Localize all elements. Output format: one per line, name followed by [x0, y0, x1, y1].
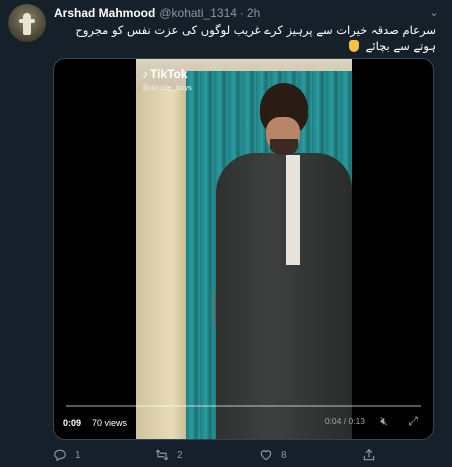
retweet-icon: [155, 449, 169, 461]
video-progress-bar[interactable]: [66, 405, 421, 407]
video-frame: [136, 59, 352, 439]
tiktok-username: @dimple_boys: [142, 83, 192, 92]
tiktok-brand: TikTok: [150, 67, 188, 81]
video-player[interactable]: ♪ TikTok @dimple_boys 0:09 70 views 0:04 …: [53, 58, 434, 440]
tiktok-icon: ♪: [142, 67, 148, 81]
retweet-button[interactable]: 2: [155, 446, 183, 464]
reply-icon: [54, 449, 66, 462]
separator-dot: ·: [239, 6, 244, 20]
share-button[interactable]: [362, 446, 384, 464]
reply-count: 1: [75, 449, 81, 461]
share-icon: [363, 448, 375, 461]
pointing-down-emoji-icon: [348, 40, 359, 52]
avatar[interactable]: [8, 4, 46, 42]
tiktok-watermark: ♪ TikTok: [142, 67, 188, 81]
like-button[interactable]: 8: [259, 446, 287, 464]
heart-icon: [260, 450, 272, 461]
tweet-header: Arshad Mahmood @kohati_1314 · 2h: [54, 6, 422, 22]
author-name[interactable]: Arshad Mahmood: [54, 6, 155, 20]
like-count: 8: [281, 449, 287, 461]
video-elapsed: 0:09: [63, 418, 82, 428]
timestamp[interactable]: 2h: [247, 6, 260, 20]
retweet-count: 2: [177, 449, 183, 461]
chevron-down-icon[interactable]: ⌄: [428, 8, 440, 19]
reply-button[interactable]: 1: [53, 446, 81, 464]
tweet-text: سرعام صدقہ خیرات سے پرہیز کرے غریب لوگوں…: [54, 22, 436, 54]
tweet-text-content: سرعام صدقہ خیرات سے پرہیز کرے غریب لوگوں…: [75, 23, 436, 53]
video-views: 70 views: [92, 418, 128, 428]
video-time-display: 0:04 / 0:13: [324, 416, 365, 426]
tweet[interactable]: Arshad Mahmood @kohati_1314 · 2h ⌄ سرعام صد…: [0, 0, 452, 467]
mute-icon[interactable]: 🔇︎: [375, 414, 393, 428]
author-handle[interactable]: @kohati_1314: [159, 6, 237, 20]
fullscreen-icon[interactable]: ⤢: [405, 414, 421, 428]
tweet-actions: 1 2 8: [53, 446, 436, 464]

Work to complete
Convert every item above into a JSON list of strings, one string per line, omitting blank lines. Leave the pictures out of the answer.

Written answer
[
  "Localize all elements. Output format: one per line, name followed by [x0, y0, x1, y1].",
  "retweet-icon: [155, 449, 169, 461]",
  "video-progress-bar[interactable]: [66, 405, 421, 407]",
  "video-frame: [136, 59, 352, 439]",
  "tiktok-username: @dimple_boys: [142, 83, 192, 92]",
  "tiktok-brand: TikTok: [150, 67, 188, 81]",
  "video-player[interactable]: ♪ TikTok @dimple_boys 0:09 70 views 0:04 …: [53, 58, 434, 440]",
  "tiktok-icon: ♪: [142, 67, 148, 81]",
  "retweet-button[interactable]: 2: [155, 446, 183, 464]",
  "reply-icon: [54, 449, 66, 462]",
  "separator-dot: ·: [239, 6, 244, 20]",
  "share-button[interactable]: [362, 446, 384, 464]",
  "reply-count: 1: [75, 449, 81, 461]",
  "share-icon: [363, 448, 375, 461]",
  "pointing-down-emoji-icon: [348, 40, 359, 52]",
  "avatar[interactable]: [8, 4, 46, 42]",
  "tiktok-watermark: ♪ TikTok: [142, 67, 188, 81]",
  "like-button[interactable]: 8: [259, 446, 287, 464]",
  "heart-icon: [260, 450, 272, 461]",
  "tweet-header: Arshad Mahmood @kohati_1314 · 2h: [54, 6, 422, 22]",
  "author-name[interactable]: Arshad Mahmood: [54, 6, 155, 20]",
  "like-count: 8: [281, 449, 287, 461]",
  "video-elapsed: 0:09: [63, 418, 82, 428]",
  "timestamp[interactable]: 2h: [247, 6, 260, 20]",
  "retweet-count: 2: [177, 449, 183, 461]",
  "chevron-down-icon[interactable]: ⌄: [428, 8, 440, 19]",
  "reply-button[interactable]: 1: [53, 446, 81, 464]",
  "tweet-text: سرعام صدقہ خیرات سے پرہیز کرے غریب لوگوں…: [54, 22, 436, 54]",
  "tweet-text-content: سرعام صدقہ خیرات سے پرہیز کرے غریب لوگوں…: [75, 23, 436, 53]",
  "video-views: 70 views: [92, 418, 128, 428]",
  "video-time-display: 0:04 / 0:13: [324, 416, 365, 426]",
  "tweet[interactable]: Arshad Mahmood @kohati_1314 · 2h ⌄ سرعام صد…: [0, 0, 452, 467]",
  "mute-icon[interactable]: 🔇︎: [375, 414, 393, 428]",
  "author-handle[interactable]: @kohati_1314: [159, 6, 237, 20]",
  "fullscreen-icon[interactable]: ⤢: [405, 414, 421, 428]",
  "tweet-actions: 1 2 8: [53, 446, 436, 464]"
]